*Stated problem*
Identify all lines in the listing that include the word "price", and copy them out.

>> START Record list

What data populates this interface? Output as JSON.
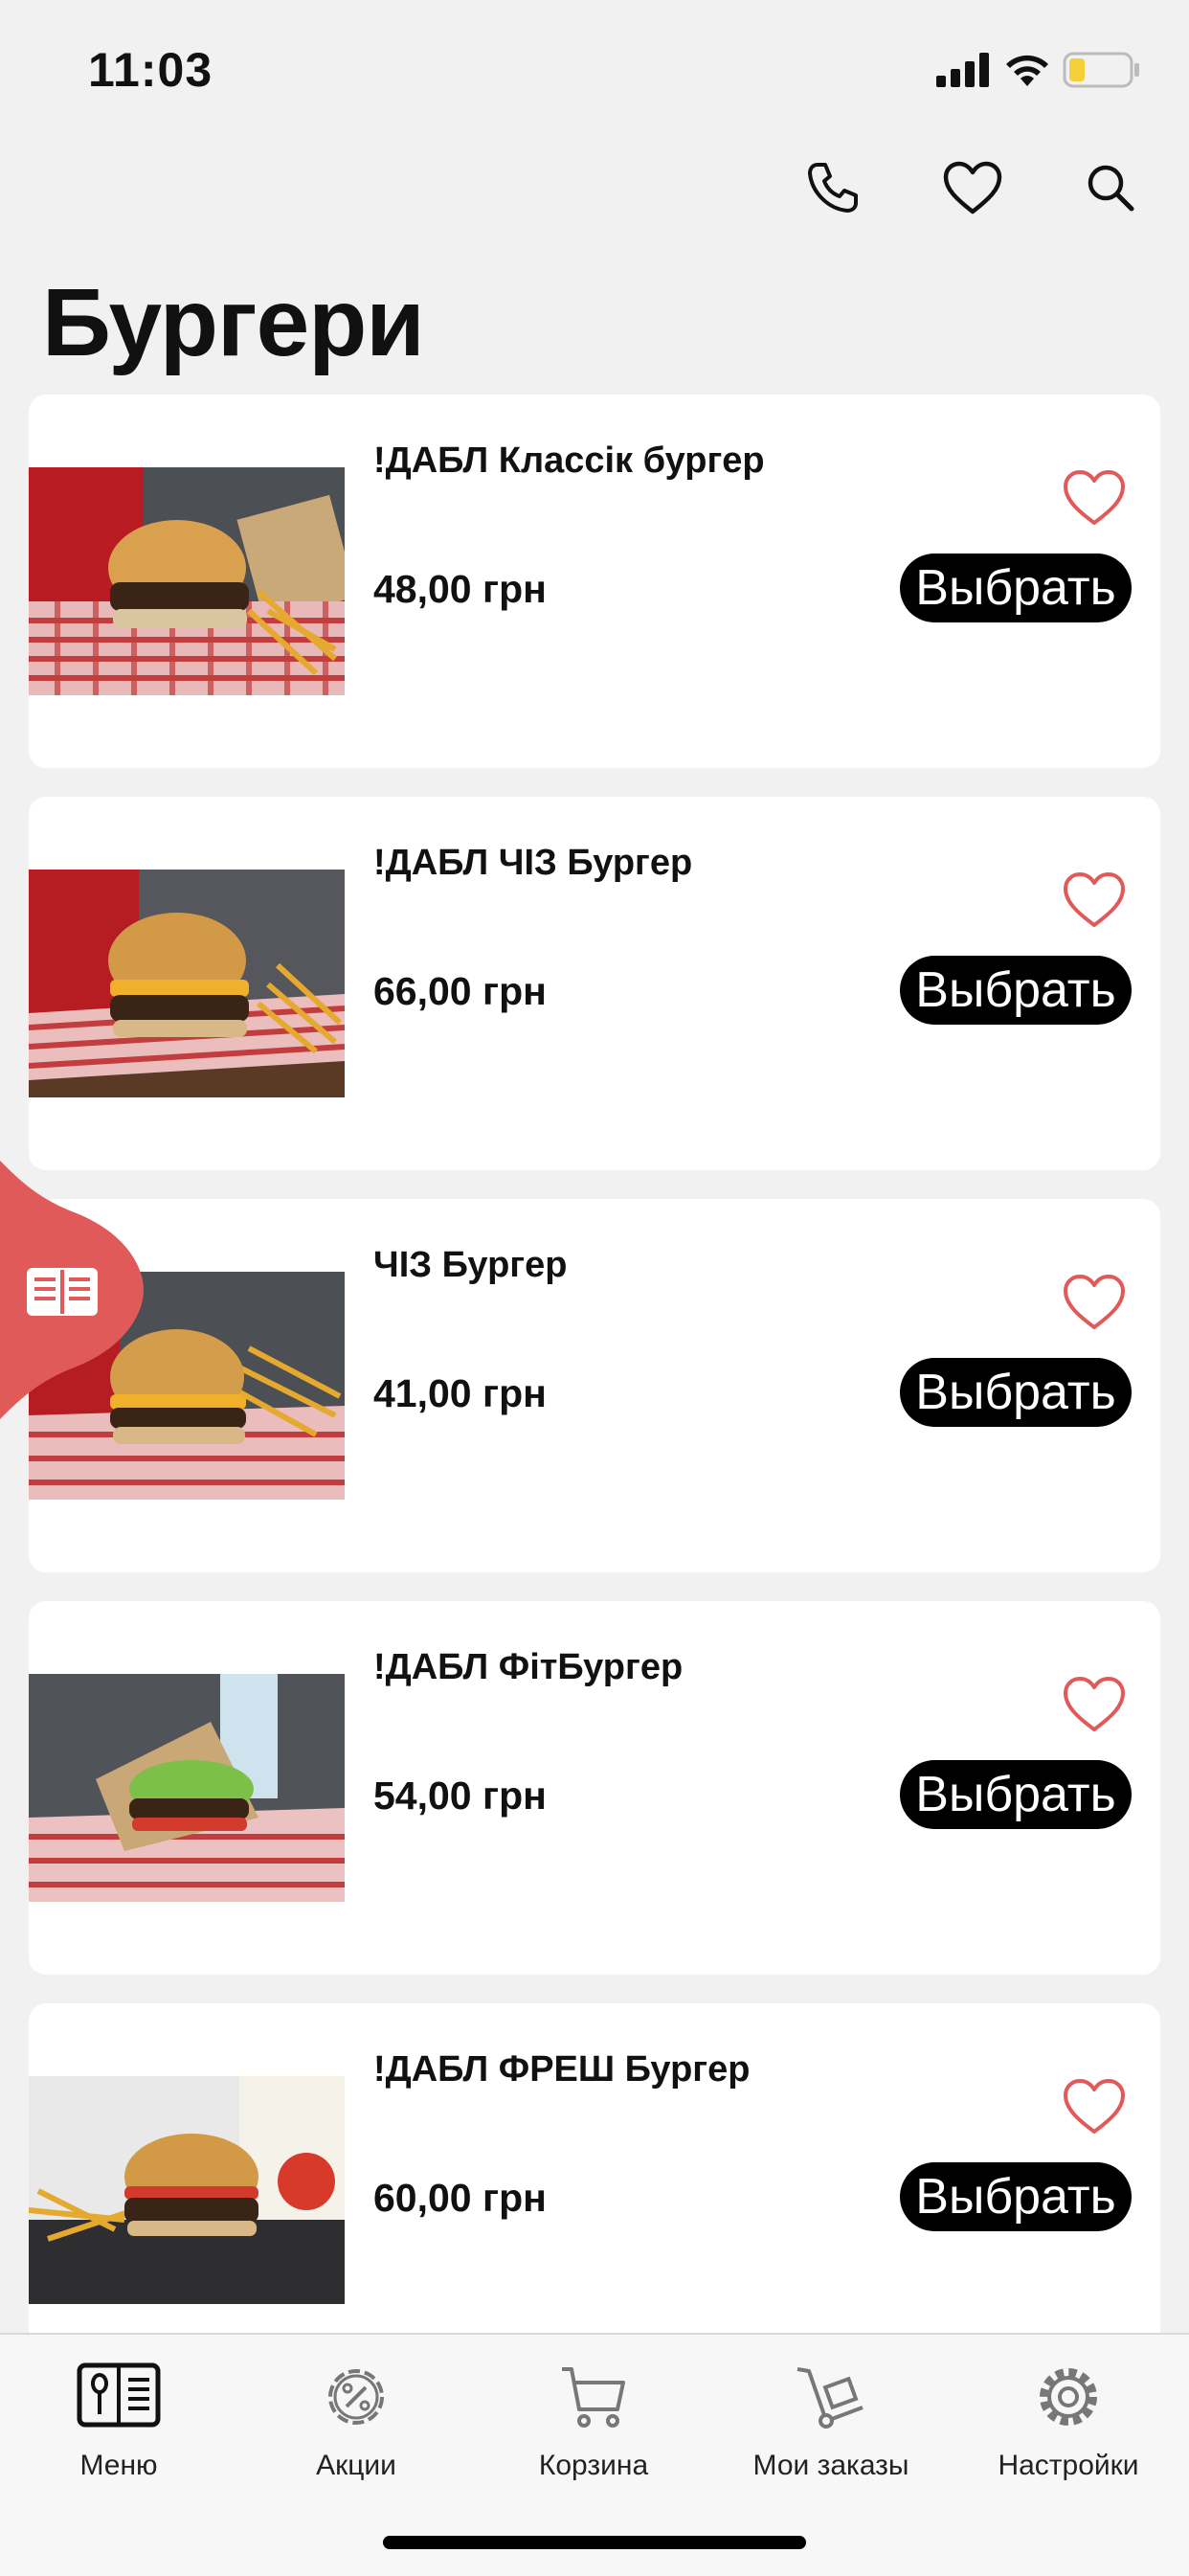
{
  "status_bar": {
    "time": "11:03"
  },
  "header": {
    "title": "Бургери"
  },
  "products": [
    {
      "name": "!ДАБЛ Классік бургер",
      "price": "48,00 грн",
      "button_label": "Выбрать"
    },
    {
      "name": "!ДАБЛ ЧІЗ Бургер",
      "price": "66,00 грн",
      "button_label": "Выбрать"
    },
    {
      "name": "ЧІЗ Бургер",
      "price": "41,00 грн",
      "button_label": "Выбрать"
    },
    {
      "name": "!ДАБЛ ФітБургер",
      "price": "54,00 грн",
      "button_label": "Выбрать"
    },
    {
      "name": "!ДАБЛ ФРЕШ Бургер",
      "price": "60,00 грн",
      "button_label": "Выбрать"
    }
  ],
  "bottom_nav": [
    {
      "label": "Меню",
      "icon": "menu-book-icon",
      "active": true
    },
    {
      "label": "Акции",
      "icon": "discount-gear-icon"
    },
    {
      "label": "Корзина",
      "icon": "cart-icon"
    },
    {
      "label": "Мои заказы",
      "icon": "hand-truck-icon"
    },
    {
      "label": "Настройки",
      "icon": "gear-icon"
    }
  ],
  "colors": {
    "accent": "#e05a5a",
    "button": "#000000",
    "card": "#ffffff",
    "background": "#f1f1f1"
  }
}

>> END Record list

*Written response*
      "price": "48,00 грн",
      "price": "66,00 грн",
      "price": "41,00 грн",
      "price": "54,00 грн",
      "price": "60,00 грн",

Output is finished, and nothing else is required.